What you need to do:
Each entry below is to be written out exactly, and the pictures are to be left out.

::::::::

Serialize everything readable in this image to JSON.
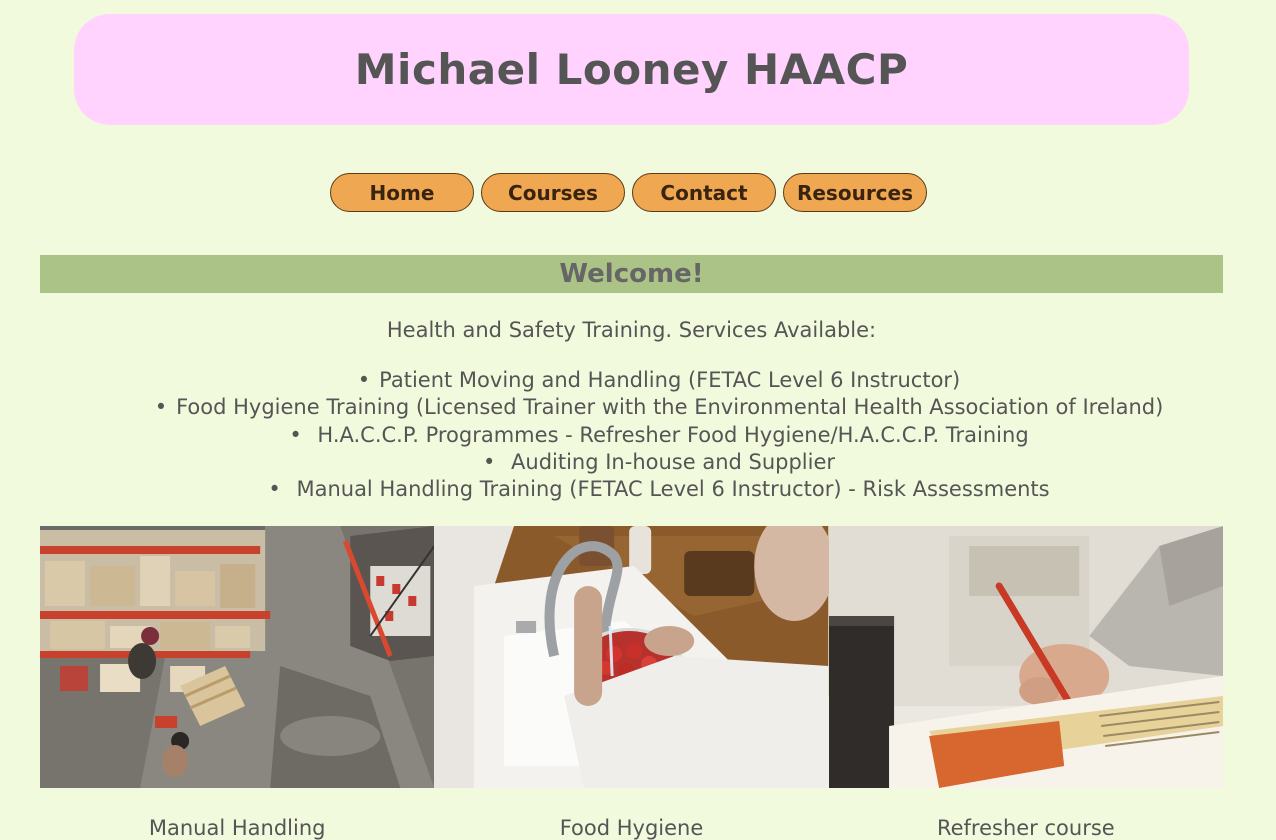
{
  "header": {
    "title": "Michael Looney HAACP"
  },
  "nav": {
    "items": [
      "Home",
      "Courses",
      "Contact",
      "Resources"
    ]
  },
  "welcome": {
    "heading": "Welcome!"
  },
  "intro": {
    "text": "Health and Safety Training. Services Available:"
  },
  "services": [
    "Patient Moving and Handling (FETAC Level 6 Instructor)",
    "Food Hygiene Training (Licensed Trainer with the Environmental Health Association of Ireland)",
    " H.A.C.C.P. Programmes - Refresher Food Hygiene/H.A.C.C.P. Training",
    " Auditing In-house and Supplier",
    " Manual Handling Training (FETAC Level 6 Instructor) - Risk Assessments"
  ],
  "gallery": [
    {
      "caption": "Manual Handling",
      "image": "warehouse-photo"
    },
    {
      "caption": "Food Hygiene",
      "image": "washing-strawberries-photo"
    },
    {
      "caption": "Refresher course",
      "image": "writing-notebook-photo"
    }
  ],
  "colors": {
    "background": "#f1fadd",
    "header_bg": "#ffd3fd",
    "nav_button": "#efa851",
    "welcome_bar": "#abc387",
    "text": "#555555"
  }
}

::::::::

Task answer:
Serialize everything readable in this image to JSON.
{
  "header": {
    "title": "Michael Looney HAACP"
  },
  "nav": {
    "items": [
      "Home",
      "Courses",
      "Contact",
      "Resources"
    ]
  },
  "welcome": {
    "heading": "Welcome!"
  },
  "intro": {
    "text": "Health and Safety Training. Services Available:"
  },
  "services": [
    "Patient Moving and Handling (FETAC Level 6 Instructor)",
    "Food Hygiene Training (Licensed Trainer with the Environmental Health Association of Ireland)",
    " H.A.C.C.P. Programmes - Refresher Food Hygiene/H.A.C.C.P. Training",
    " Auditing In-house and Supplier",
    " Manual Handling Training (FETAC Level 6 Instructor) - Risk Assessments"
  ],
  "gallery": [
    {
      "caption": "Manual Handling",
      "image": "warehouse-photo"
    },
    {
      "caption": "Food Hygiene",
      "image": "washing-strawberries-photo"
    },
    {
      "caption": "Refresher course",
      "image": "writing-notebook-photo"
    }
  ],
  "colors": {
    "background": "#f1fadd",
    "header_bg": "#ffd3fd",
    "nav_button": "#efa851",
    "welcome_bar": "#abc387",
    "text": "#555555"
  }
}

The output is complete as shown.